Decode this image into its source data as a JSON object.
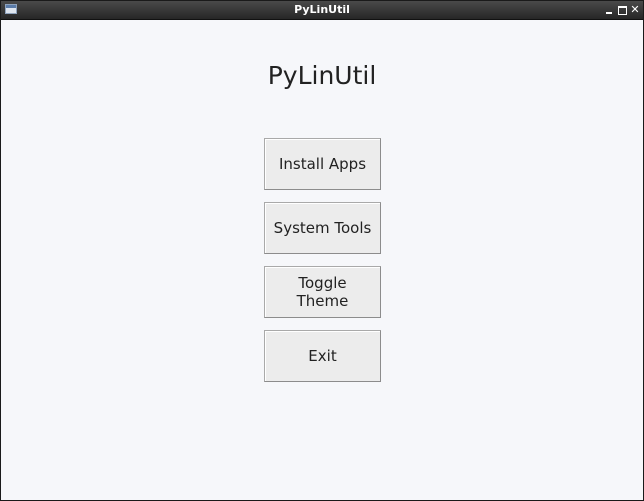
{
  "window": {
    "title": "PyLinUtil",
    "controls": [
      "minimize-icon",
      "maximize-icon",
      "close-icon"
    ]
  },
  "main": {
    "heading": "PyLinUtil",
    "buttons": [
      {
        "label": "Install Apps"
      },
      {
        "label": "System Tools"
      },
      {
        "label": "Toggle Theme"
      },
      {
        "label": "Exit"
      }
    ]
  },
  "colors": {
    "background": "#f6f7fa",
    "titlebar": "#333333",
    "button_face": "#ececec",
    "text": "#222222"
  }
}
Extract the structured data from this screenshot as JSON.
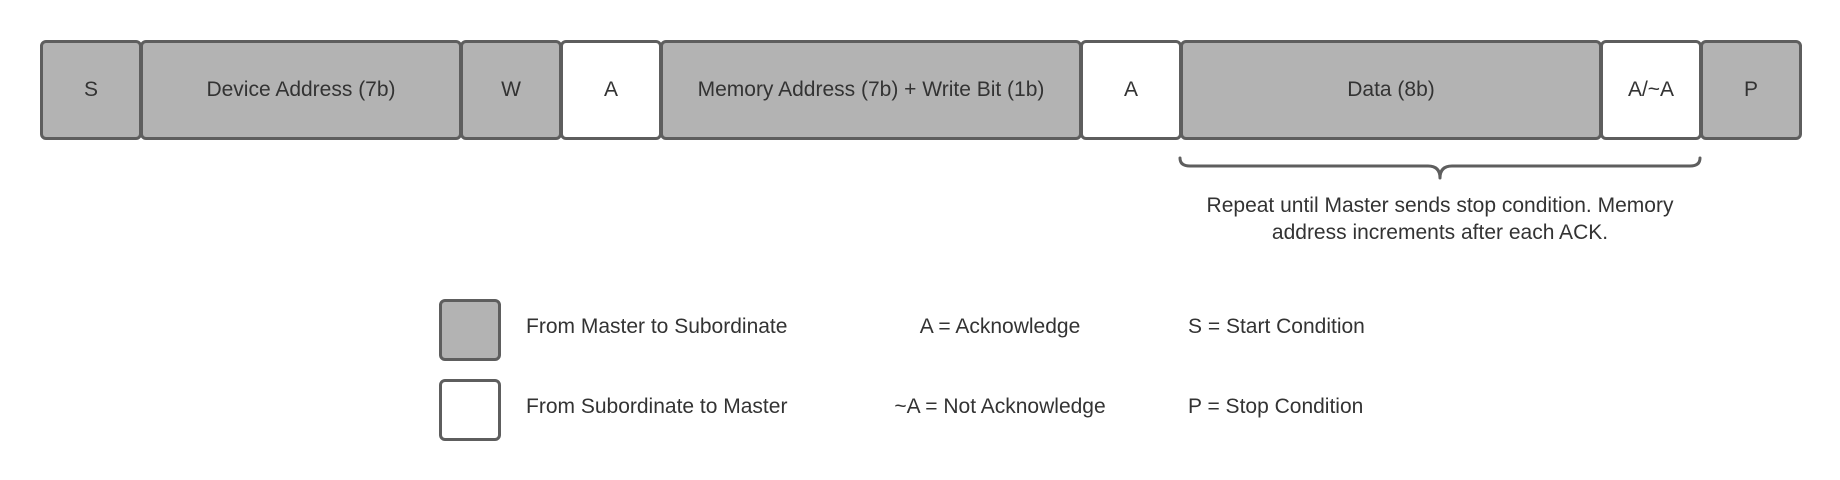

...

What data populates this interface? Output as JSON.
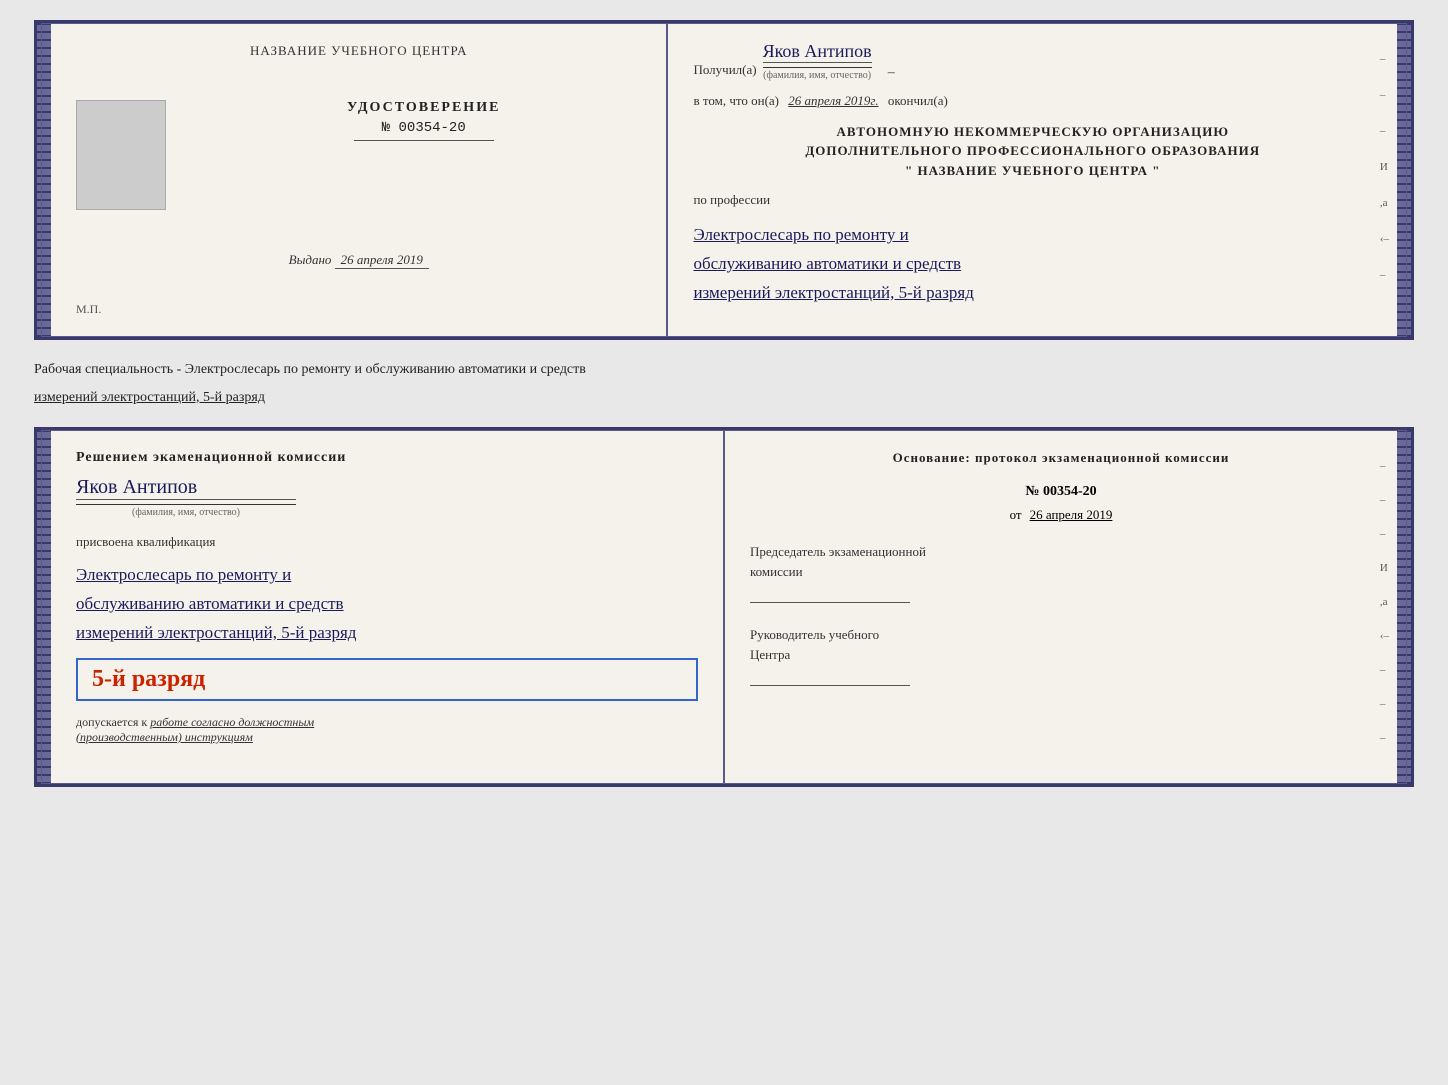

**TASK DETAILS**
Only the lines from the one bearing "Decode this image" to the one bearing "Extract the structured", both included, should be restated word for word, with pictures left out.

**RESPONSE TO THE TASK**
Decode this image into its source data as a JSON object.
{
  "window": {
    "title": "PyLinUtil",
    "controls": [
      "minimize-icon",
      "maximize-icon",
      "close-icon"
    ]
  },
  "main": {
    "heading": "PyLinUtil",
    "buttons": [
      {
        "label": "Install Apps"
      },
      {
        "label": "System Tools"
      },
      {
        "label": "Toggle Theme"
      },
      {
        "label": "Exit"
      }
    ]
  },
  "colors": {
    "background": "#f6f7fa",
    "titlebar": "#333333",
    "button_face": "#ececec",
    "text": "#222222"
  }
}
Extract the structured data from this screenshot as JSON.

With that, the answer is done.